[Stored data]
* * * * * * * * *
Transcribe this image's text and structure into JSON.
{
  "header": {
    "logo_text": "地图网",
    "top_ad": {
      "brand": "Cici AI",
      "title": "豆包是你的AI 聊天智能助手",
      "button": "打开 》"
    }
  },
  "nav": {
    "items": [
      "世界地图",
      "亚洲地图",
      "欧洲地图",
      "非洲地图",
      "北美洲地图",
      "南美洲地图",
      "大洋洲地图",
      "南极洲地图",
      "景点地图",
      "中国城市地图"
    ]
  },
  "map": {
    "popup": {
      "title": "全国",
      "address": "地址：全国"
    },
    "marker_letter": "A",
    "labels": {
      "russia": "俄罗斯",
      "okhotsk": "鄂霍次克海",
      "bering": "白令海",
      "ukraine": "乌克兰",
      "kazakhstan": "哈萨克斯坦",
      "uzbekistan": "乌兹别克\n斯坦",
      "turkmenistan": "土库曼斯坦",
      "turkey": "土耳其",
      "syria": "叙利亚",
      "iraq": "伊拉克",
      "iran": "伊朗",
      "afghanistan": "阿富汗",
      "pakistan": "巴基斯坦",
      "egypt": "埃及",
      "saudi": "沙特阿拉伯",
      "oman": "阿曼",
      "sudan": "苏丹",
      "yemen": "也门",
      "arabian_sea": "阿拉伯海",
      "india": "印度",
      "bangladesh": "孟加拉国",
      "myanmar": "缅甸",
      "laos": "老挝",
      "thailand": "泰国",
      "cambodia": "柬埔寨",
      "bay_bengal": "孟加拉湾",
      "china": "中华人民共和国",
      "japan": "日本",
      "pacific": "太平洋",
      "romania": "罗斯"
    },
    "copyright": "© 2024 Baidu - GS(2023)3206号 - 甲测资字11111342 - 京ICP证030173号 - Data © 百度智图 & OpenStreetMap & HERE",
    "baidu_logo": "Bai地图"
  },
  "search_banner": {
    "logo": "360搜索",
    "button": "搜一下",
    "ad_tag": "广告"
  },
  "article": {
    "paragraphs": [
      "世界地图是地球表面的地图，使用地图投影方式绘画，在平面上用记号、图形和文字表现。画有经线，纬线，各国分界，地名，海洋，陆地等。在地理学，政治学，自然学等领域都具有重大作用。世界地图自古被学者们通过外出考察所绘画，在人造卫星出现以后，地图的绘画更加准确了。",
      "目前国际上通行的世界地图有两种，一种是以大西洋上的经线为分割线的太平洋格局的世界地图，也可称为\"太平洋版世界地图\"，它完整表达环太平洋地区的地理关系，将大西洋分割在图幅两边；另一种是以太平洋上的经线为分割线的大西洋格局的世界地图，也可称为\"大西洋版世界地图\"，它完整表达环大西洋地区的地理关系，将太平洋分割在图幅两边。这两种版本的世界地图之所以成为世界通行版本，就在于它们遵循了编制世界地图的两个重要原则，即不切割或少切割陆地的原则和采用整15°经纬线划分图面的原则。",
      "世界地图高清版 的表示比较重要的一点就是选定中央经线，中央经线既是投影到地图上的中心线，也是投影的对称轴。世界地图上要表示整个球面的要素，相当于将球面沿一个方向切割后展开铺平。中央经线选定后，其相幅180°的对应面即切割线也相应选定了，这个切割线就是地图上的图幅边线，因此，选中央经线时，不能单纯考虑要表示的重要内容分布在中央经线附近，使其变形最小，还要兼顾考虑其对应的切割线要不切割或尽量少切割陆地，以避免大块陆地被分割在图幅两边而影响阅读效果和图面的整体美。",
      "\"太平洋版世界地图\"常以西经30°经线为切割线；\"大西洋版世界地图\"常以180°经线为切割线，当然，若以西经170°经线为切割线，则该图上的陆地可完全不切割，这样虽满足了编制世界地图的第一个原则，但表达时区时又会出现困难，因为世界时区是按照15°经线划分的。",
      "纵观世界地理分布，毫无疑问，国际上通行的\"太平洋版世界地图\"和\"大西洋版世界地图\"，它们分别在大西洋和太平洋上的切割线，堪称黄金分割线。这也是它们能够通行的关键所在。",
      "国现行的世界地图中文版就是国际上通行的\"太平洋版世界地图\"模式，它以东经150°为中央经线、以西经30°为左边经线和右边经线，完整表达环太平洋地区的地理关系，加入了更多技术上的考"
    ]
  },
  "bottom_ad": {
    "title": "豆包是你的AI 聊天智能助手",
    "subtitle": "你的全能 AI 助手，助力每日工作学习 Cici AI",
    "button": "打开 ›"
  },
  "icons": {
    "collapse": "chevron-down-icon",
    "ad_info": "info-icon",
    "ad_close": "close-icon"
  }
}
* * * * * * * * *
Repeat the data precisely, line by line.

Transcribe this image's text and structure into JSON.
{
  "header": {
    "logo_text": "地图网",
    "top_ad": {
      "brand": "Cici AI",
      "title": "豆包是你的AI 聊天智能助手",
      "button": "打开 》"
    }
  },
  "nav": {
    "items": [
      "世界地图",
      "亚洲地图",
      "欧洲地图",
      "非洲地图",
      "北美洲地图",
      "南美洲地图",
      "大洋洲地图",
      "南极洲地图",
      "景点地图",
      "中国城市地图"
    ]
  },
  "map": {
    "popup": {
      "title": "全国",
      "address": "地址：全国"
    },
    "marker_letter": "A",
    "labels": {
      "russia": "俄罗斯",
      "okhotsk": "鄂霍次克海",
      "bering": "白令海",
      "ukraine": "乌克兰",
      "kazakhstan": "哈萨克斯坦",
      "uzbekistan": "乌兹别克\n斯坦",
      "turkmenistan": "土库曼斯坦",
      "turkey": "土耳其",
      "syria": "叙利亚",
      "iraq": "伊拉克",
      "iran": "伊朗",
      "afghanistan": "阿富汗",
      "pakistan": "巴基斯坦",
      "egypt": "埃及",
      "saudi": "沙特阿拉伯",
      "oman": "阿曼",
      "sudan": "苏丹",
      "yemen": "也门",
      "arabian_sea": "阿拉伯海",
      "india": "印度",
      "bangladesh": "孟加拉国",
      "myanmar": "缅甸",
      "laos": "老挝",
      "thailand": "泰国",
      "cambodia": "柬埔寨",
      "bay_bengal": "孟加拉湾",
      "china": "中华人民共和国",
      "japan": "日本",
      "pacific": "太平洋",
      "romania": "罗斯"
    },
    "copyright": "© 2024 Baidu - GS(2023)3206号 - 甲测资字11111342 - 京ICP证030173号 - Data © 百度智图 & OpenStreetMap & HERE",
    "baidu_logo": "Bai地图"
  },
  "search_banner": {
    "logo": "360搜索",
    "button": "搜一下",
    "ad_tag": "广告"
  },
  "article": {
    "paragraphs": [
      "世界地图是地球表面的地图，使用地图投影方式绘画，在平面上用记号、图形和文字表现。画有经线，纬线，各国分界，地名，海洋，陆地等。在地理学，政治学，自然学等领域都具有重大作用。世界地图自古被学者们通过外出考察所绘画，在人造卫星出现以后，地图的绘画更加准确了。",
      "目前国际上通行的世界地图有两种，一种是以大西洋上的经线为分割线的太平洋格局的世界地图，也可称为\"太平洋版世界地图\"，它完整表达环太平洋地区的地理关系，将大西洋分割在图幅两边；另一种是以太平洋上的经线为分割线的大西洋格局的世界地图，也可称为\"大西洋版世界地图\"，它完整表达环大西洋地区的地理关系，将太平洋分割在图幅两边。这两种版本的世界地图之所以成为世界通行版本，就在于它们遵循了编制世界地图的两个重要原则，即不切割或少切割陆地的原则和采用整15°经纬线划分图面的原则。",
      "世界地图高清版 的表示比较重要的一点就是选定中央经线，中央经线既是投影到地图上的中心线，也是投影的对称轴。世界地图上要表示整个球面的要素，相当于将球面沿一个方向切割后展开铺平。中央经线选定后，其相幅180°的对应面即切割线也相应选定了，这个切割线就是地图上的图幅边线，因此，选中央经线时，不能单纯考虑要表示的重要内容分布在中央经线附近，使其变形最小，还要兼顾考虑其对应的切割线要不切割或尽量少切割陆地，以避免大块陆地被分割在图幅两边而影响阅读效果和图面的整体美。",
      "\"太平洋版世界地图\"常以西经30°经线为切割线；\"大西洋版世界地图\"常以180°经线为切割线，当然，若以西经170°经线为切割线，则该图上的陆地可完全不切割，这样虽满足了编制世界地图的第一个原则，但表达时区时又会出现困难，因为世界时区是按照15°经线划分的。",
      "纵观世界地理分布，毫无疑问，国际上通行的\"太平洋版世界地图\"和\"大西洋版世界地图\"，它们分别在大西洋和太平洋上的切割线，堪称黄金分割线。这也是它们能够通行的关键所在。",
      "国现行的世界地图中文版就是国际上通行的\"太平洋版世界地图\"模式，它以东经150°为中央经线、以西经30°为左边经线和右边经线，完整表达环太平洋地区的地理关系，加入了更多技术上的考"
    ]
  },
  "bottom_ad": {
    "title": "豆包是你的AI 聊天智能助手",
    "subtitle": "你的全能 AI 助手，助力每日工作学习 Cici AI",
    "button": "打开 ›"
  },
  "icons": {
    "collapse": "chevron-down-icon",
    "ad_info": "info-icon",
    "ad_close": "close-icon"
  }
}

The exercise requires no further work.